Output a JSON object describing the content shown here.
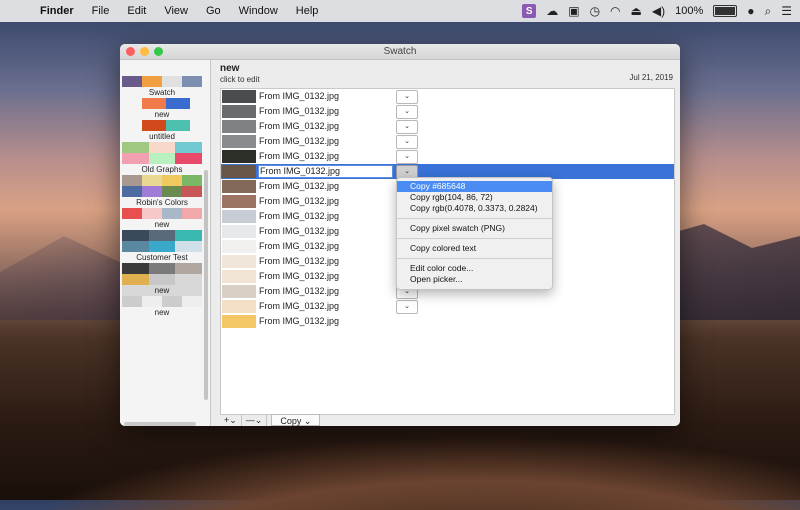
{
  "menubar": {
    "apple": "",
    "items": [
      "Finder",
      "File",
      "Edit",
      "View",
      "Go",
      "Window",
      "Help"
    ],
    "swatch_icon": "S",
    "battery_text": "100%"
  },
  "window": {
    "title": "Swatch"
  },
  "sidebar": {
    "palettes": [
      {
        "label": "Swatch",
        "colors": [
          "#6a5a8a",
          "#f0a040",
          "#e0e0e0",
          "#7c8fb0"
        ]
      },
      {
        "label": "new",
        "colors": [
          "#f07a4a",
          "#3a6cd0"
        ]
      },
      {
        "label": "untitled",
        "colors": [
          "#d04a1c",
          "#4ec0b0"
        ]
      },
      {
        "label": "Old Graphs",
        "colors": [
          "#a0c880",
          "#f8d8c8",
          "#70c8d0",
          "#f0a0b0",
          "#b8f0c0",
          "#e84a6a"
        ]
      },
      {
        "label": "Robin's Colors",
        "colors": [
          "#a89890",
          "#e8d890",
          "#f0c860",
          "#7ab868",
          "#4c6ca0",
          "#a07cd8",
          "#6a8a50",
          "#c85858"
        ]
      },
      {
        "label": "new",
        "colors": [
          "#e85050",
          "#f8c8c8",
          "#a8b8c8",
          "#f0a8a8"
        ]
      },
      {
        "label": "Customer Test",
        "colors": [
          "#3a4a5a",
          "#5a6a7a",
          "#38b8b0",
          "#5a88a0",
          "#3aa8c8",
          "#d0e0e8"
        ]
      },
      {
        "label": "new",
        "colors": [
          "#3a3a3a",
          "#7a7a7a",
          "#b0a8a0",
          "#e0b050",
          "#c8c8c8"
        ]
      },
      {
        "label": "new",
        "colors": [
          "#cccccc",
          "#eeeeee",
          "#cccccc",
          "#eeeeee"
        ]
      }
    ],
    "toolbar": {
      "add": "+",
      "remove": "—⌄",
      "gear": "✻⌄"
    }
  },
  "main": {
    "title": "new",
    "subtitle": "click to edit",
    "date": "Jul 21, 2019",
    "rows": [
      {
        "name": "From IMG_0132.jpg",
        "color": "#4b4c50",
        "popup": true
      },
      {
        "name": "From IMG_0132.jpg",
        "color": "#6a6b6e",
        "popup": true
      },
      {
        "name": "From IMG_0132.jpg",
        "color": "#808184",
        "popup": true
      },
      {
        "name": "From IMG_0132.jpg",
        "color": "#8a8b8d",
        "popup": true
      },
      {
        "name": "From IMG_0132.jpg",
        "color": "#2c2e28",
        "popup": true
      },
      {
        "name": "From IMG_0132.jpg",
        "color": "#685648",
        "popup": true,
        "selected": true
      },
      {
        "name": "From IMG_0132.jpg",
        "color": "#836a58",
        "popup": false
      },
      {
        "name": "From IMG_0132.jpg",
        "color": "#9c7464",
        "popup": false
      },
      {
        "name": "From IMG_0132.jpg",
        "color": "#c8ccd4",
        "popup": false
      },
      {
        "name": "From IMG_0132.jpg",
        "color": "#e6e8ea",
        "popup": false
      },
      {
        "name": "From IMG_0132.jpg",
        "color": "#f0f0ee",
        "popup": false
      },
      {
        "name": "From IMG_0132.jpg",
        "color": "#f0e6da",
        "popup": false
      },
      {
        "name": "From IMG_0132.jpg",
        "color": "#f2e4d4",
        "popup": false
      },
      {
        "name": "From IMG_0132.jpg",
        "color": "#d8d0c4",
        "popup": true
      },
      {
        "name": "From IMG_0132.jpg",
        "color": "#f4e0c4",
        "popup": true
      },
      {
        "name": "From IMG_0132.jpg",
        "color": "#f4c864",
        "popup": false
      }
    ],
    "toolbar": {
      "add": "+⌄",
      "remove": "—⌄",
      "copy": "Copy ⌄"
    }
  },
  "context_menu": {
    "groups": [
      [
        "Copy #685648",
        "Copy rgb(104, 86, 72)",
        "Copy rgb(0.4078, 0.3373, 0.2824)"
      ],
      [
        "Copy pixel swatch (PNG)"
      ],
      [
        "Copy colored text"
      ],
      [
        "Edit color code...",
        "Open picker..."
      ]
    ],
    "highlighted": "Copy #685648"
  }
}
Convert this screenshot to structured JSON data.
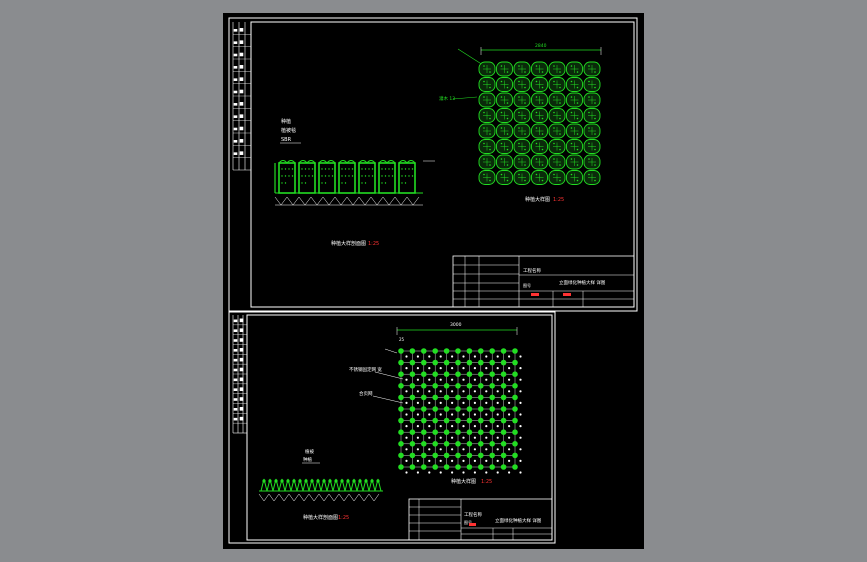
{
  "sheet_top": {
    "elevation_title": "种植大样剖面图",
    "elevation_scale": "1:25",
    "plan_title": "种植大样图",
    "plan_scale": "1:25",
    "dimension": "2840",
    "left_label_lines": [
      "种植",
      "植被毯",
      "SBR"
    ],
    "plant_label": "灌木 13",
    "titleblock_project": "工程名称",
    "titleblock_drawing": "立面绿化种植大样 详图",
    "titleblock_code": "图号"
  },
  "sheet_bottom": {
    "elevation_title": "种植大样剖面图",
    "elevation_scale": "1:25",
    "plan_title": "种植大样图",
    "plan_scale": "1:25",
    "dimension": "3000",
    "dimension_small": "25",
    "left_label_lines": [
      "植被",
      "种植"
    ],
    "callout_1": "不锈钢固定网 宽",
    "callout_2": "合页网",
    "titleblock_project": "工程名称",
    "titleblock_drawing": "立面绿化种植大样 详图",
    "titleblock_code": "图号"
  },
  "colors": {
    "background": "#000000",
    "frame": "#ffffff",
    "plant": "#22dd22",
    "scale": "#ff3333",
    "outer": "#8a8c8f"
  }
}
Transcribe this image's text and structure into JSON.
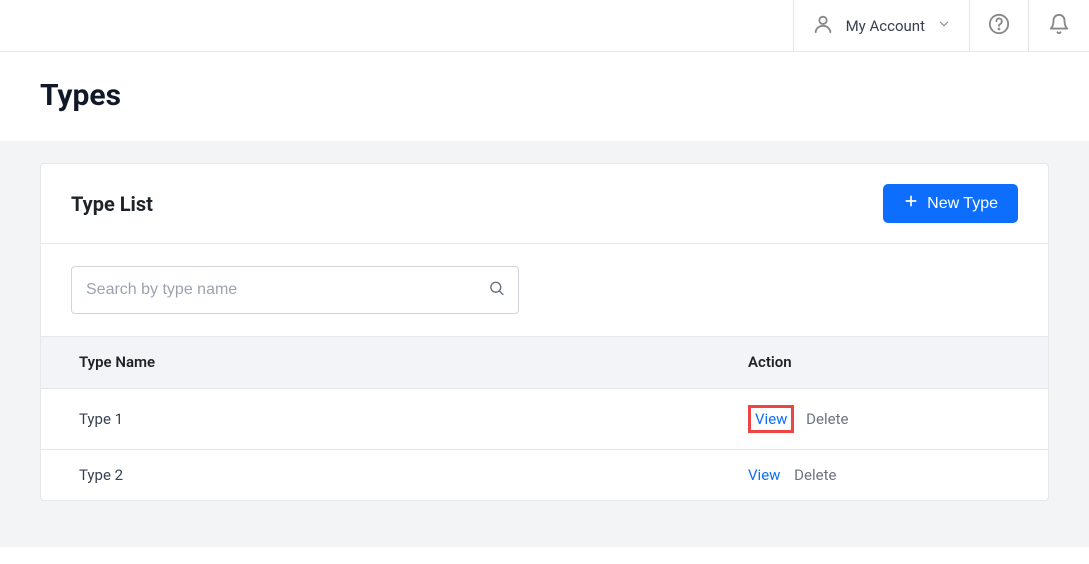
{
  "header": {
    "account_label": "My Account"
  },
  "page": {
    "title": "Types"
  },
  "card": {
    "title": "Type List",
    "new_button": "New Type",
    "search_placeholder": "Search by type name"
  },
  "table": {
    "columns": {
      "name": "Type Name",
      "action": "Action"
    },
    "rows": [
      {
        "name": "Type 1",
        "view": "View",
        "delete": "Delete",
        "highlighted": true
      },
      {
        "name": "Type 2",
        "view": "View",
        "delete": "Delete",
        "highlighted": false
      }
    ]
  }
}
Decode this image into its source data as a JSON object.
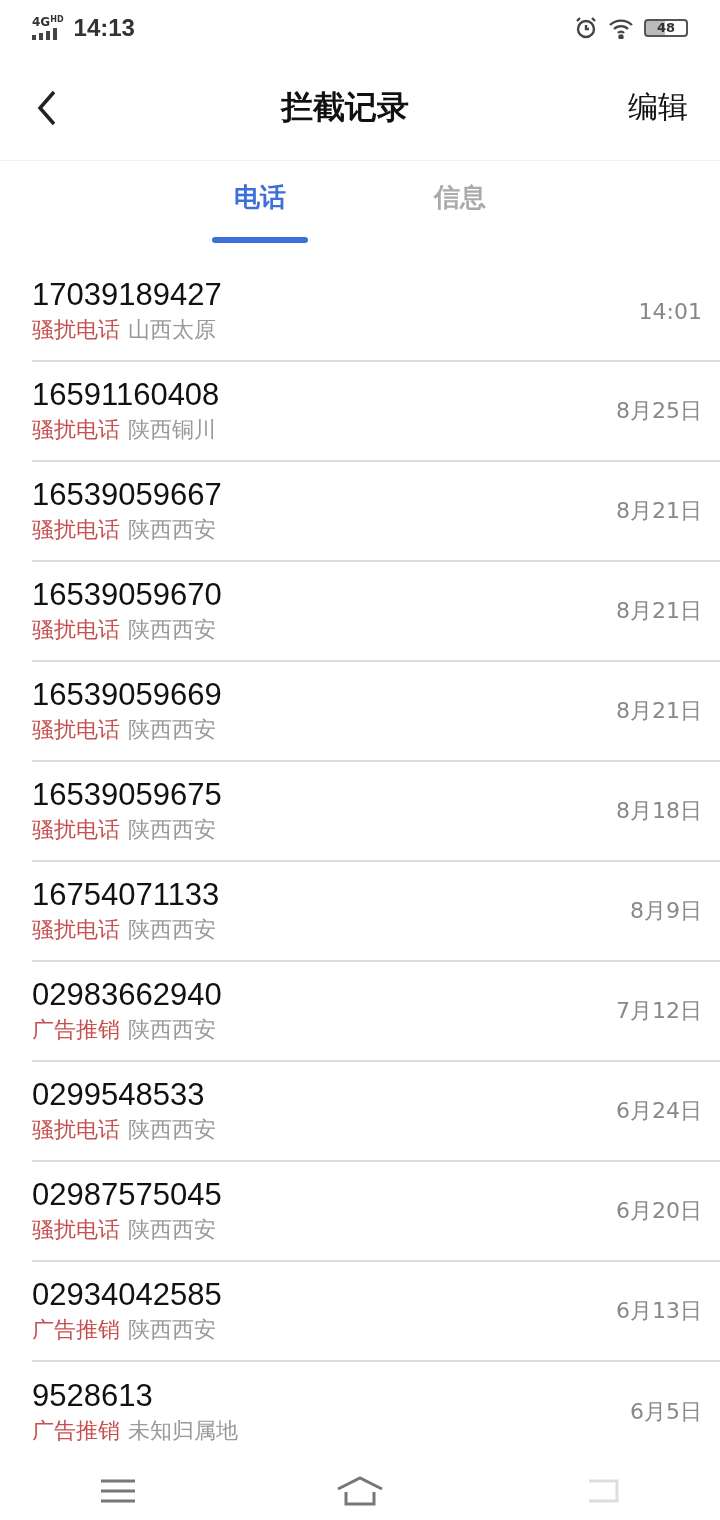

-.-.-

Leave images out of the retyped records; keep all else exact.

Output a JSON object describing the content shown here.
{
  "menubar": {
    "apple": "",
    "items": [
      "Finder",
      "File",
      "Edit",
      "View",
      "Go",
      "Window",
      "Help"
    ],
    "swatch_icon": "S",
    "battery_text": "100%"
  },
  "window": {
    "title": "Swatch"
  },
  "sidebar": {
    "palettes": [
      {
        "label": "Swatch",
        "colors": [
          "#6a5a8a",
          "#f0a040",
          "#e0e0e0",
          "#7c8fb0"
        ]
      },
      {
        "label": "new",
        "colors": [
          "#f07a4a",
          "#3a6cd0"
        ]
      },
      {
        "label": "untitled",
        "colors": [
          "#d04a1c",
          "#4ec0b0"
        ]
      },
      {
        "label": "Old Graphs",
        "colors": [
          "#a0c880",
          "#f8d8c8",
          "#70c8d0",
          "#f0a0b0",
          "#b8f0c0",
          "#e84a6a"
        ]
      },
      {
        "label": "Robin's Colors",
        "colors": [
          "#a89890",
          "#e8d890",
          "#f0c860",
          "#7ab868",
          "#4c6ca0",
          "#a07cd8",
          "#6a8a50",
          "#c85858"
        ]
      },
      {
        "label": "new",
        "colors": [
          "#e85050",
          "#f8c8c8",
          "#a8b8c8",
          "#f0a8a8"
        ]
      },
      {
        "label": "Customer Test",
        "colors": [
          "#3a4a5a",
          "#5a6a7a",
          "#38b8b0",
          "#5a88a0",
          "#3aa8c8",
          "#d0e0e8"
        ]
      },
      {
        "label": "new",
        "colors": [
          "#3a3a3a",
          "#7a7a7a",
          "#b0a8a0",
          "#e0b050",
          "#c8c8c8"
        ]
      },
      {
        "label": "new",
        "colors": [
          "#cccccc",
          "#eeeeee",
          "#cccccc",
          "#eeeeee"
        ]
      }
    ],
    "toolbar": {
      "add": "+",
      "remove": "—⌄",
      "gear": "✻⌄"
    }
  },
  "main": {
    "title": "new",
    "subtitle": "click to edit",
    "date": "Jul 21, 2019",
    "rows": [
      {
        "name": "From IMG_0132.jpg",
        "color": "#4b4c50",
        "popup": true
      },
      {
        "name": "From IMG_0132.jpg",
        "color": "#6a6b6e",
        "popup": true
      },
      {
        "name": "From IMG_0132.jpg",
        "color": "#808184",
        "popup": true
      },
      {
        "name": "From IMG_0132.jpg",
        "color": "#8a8b8d",
        "popup": true
      },
      {
        "name": "From IMG_0132.jpg",
        "color": "#2c2e28",
        "popup": true
      },
      {
        "name": "From IMG_0132.jpg",
        "color": "#685648",
        "popup": true,
        "selected": true
      },
      {
        "name": "From IMG_0132.jpg",
        "color": "#836a58",
        "popup": false
      },
      {
        "name": "From IMG_0132.jpg",
        "color": "#9c7464",
        "popup": false
      },
      {
        "name": "From IMG_0132.jpg",
        "color": "#c8ccd4",
        "popup": false
      },
      {
        "name": "From IMG_0132.jpg",
        "color": "#e6e8ea",
        "popup": false
      },
      {
        "name": "From IMG_0132.jpg",
        "color": "#f0f0ee",
        "popup": false
      },
      {
        "name": "From IMG_0132.jpg",
        "color": "#f0e6da",
        "popup": false
      },
      {
        "name": "From IMG_0132.jpg",
        "color": "#f2e4d4",
        "popup": false
      },
      {
        "name": "From IMG_0132.jpg",
        "color": "#d8d0c4",
        "popup": true
      },
      {
        "name": "From IMG_0132.jpg",
        "color": "#f4e0c4",
        "popup": true
      },
      {
        "name": "From IMG_0132.jpg",
        "color": "#f4c864",
        "popup": false
      }
    ],
    "toolbar": {
      "add": "+⌄",
      "remove": "—⌄",
      "copy": "Copy ⌄"
    }
  },
  "context_menu": {
    "groups": [
      [
        "Copy #685648",
        "Copy rgb(104, 86, 72)",
        "Copy rgb(0.4078, 0.3373, 0.2824)"
      ],
      [
        "Copy pixel swatch (PNG)"
      ],
      [
        "Copy colored text"
      ],
      [
        "Edit color code...",
        "Open picker..."
      ]
    ],
    "highlighted": "Copy #685648"
  }
}
Convert this screenshot to structured JSON data.
{
  "sheet_top": {
    "elevation_title": "种植大样剖面图",
    "elevation_scale": "1:25",
    "plan_title": "种植大样图",
    "plan_scale": "1:25",
    "dimension": "2840",
    "left_label_lines": [
      "种植",
      "植被毯",
      "SBR"
    ],
    "plant_label": "灌木 13",
    "titleblock_project": "工程名称",
    "titleblock_drawing": "立面绿化种植大样 详图",
    "titleblock_code": "图号"
  },
  "sheet_bottom": {
    "elevation_title": "种植大样剖面图",
    "elevation_scale": "1:25",
    "plan_title": "种植大样图",
    "plan_scale": "1:25",
    "dimension": "3000",
    "dimension_small": "25",
    "left_label_lines": [
      "植被",
      "种植"
    ],
    "callout_1": "不锈钢固定网 宽",
    "callout_2": "合页网",
    "titleblock_project": "工程名称",
    "titleblock_drawing": "立面绿化种植大样 详图",
    "titleblock_code": "图号"
  },
  "colors": {
    "background": "#000000",
    "frame": "#ffffff",
    "plant": "#22dd22",
    "scale": "#ff3333",
    "outer": "#8a8c8f"
  }
}
Transcribe this image's text and structure into JSON.
{
  "header": {
    "account_label": "My Account"
  },
  "page": {
    "title": "Types"
  },
  "card": {
    "title": "Type List",
    "new_button": "New Type",
    "search_placeholder": "Search by type name"
  },
  "table": {
    "columns": {
      "name": "Type Name",
      "action": "Action"
    },
    "rows": [
      {
        "name": "Type 1",
        "view": "View",
        "delete": "Delete",
        "highlighted": true
      },
      {
        "name": "Type 2",
        "view": "View",
        "delete": "Delete",
        "highlighted": false
      }
    ]
  }
}
Decode this image into its source data as a JSON object.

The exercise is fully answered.